Data supplied:
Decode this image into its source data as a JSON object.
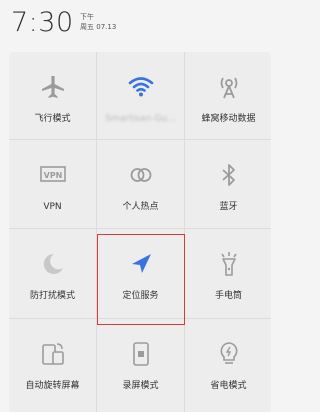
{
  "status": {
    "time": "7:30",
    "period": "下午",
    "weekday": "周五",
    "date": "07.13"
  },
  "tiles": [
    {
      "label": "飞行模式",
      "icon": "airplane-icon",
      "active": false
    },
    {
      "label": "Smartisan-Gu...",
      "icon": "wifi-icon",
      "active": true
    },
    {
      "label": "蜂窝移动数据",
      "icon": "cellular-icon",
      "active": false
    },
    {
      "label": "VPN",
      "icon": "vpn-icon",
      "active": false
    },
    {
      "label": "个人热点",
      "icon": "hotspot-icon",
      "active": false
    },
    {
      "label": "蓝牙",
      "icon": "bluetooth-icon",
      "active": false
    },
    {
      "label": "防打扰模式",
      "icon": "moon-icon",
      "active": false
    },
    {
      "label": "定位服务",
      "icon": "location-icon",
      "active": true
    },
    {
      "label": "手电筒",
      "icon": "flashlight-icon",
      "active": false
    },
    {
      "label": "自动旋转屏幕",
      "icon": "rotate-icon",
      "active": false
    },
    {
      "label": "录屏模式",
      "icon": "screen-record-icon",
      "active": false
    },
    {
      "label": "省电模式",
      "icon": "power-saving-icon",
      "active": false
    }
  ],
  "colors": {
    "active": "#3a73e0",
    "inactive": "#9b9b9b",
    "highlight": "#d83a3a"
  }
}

Task instructions:
State the number of lines in the preceding entries that include the word "label". Provide nothing else.

Full solution:
12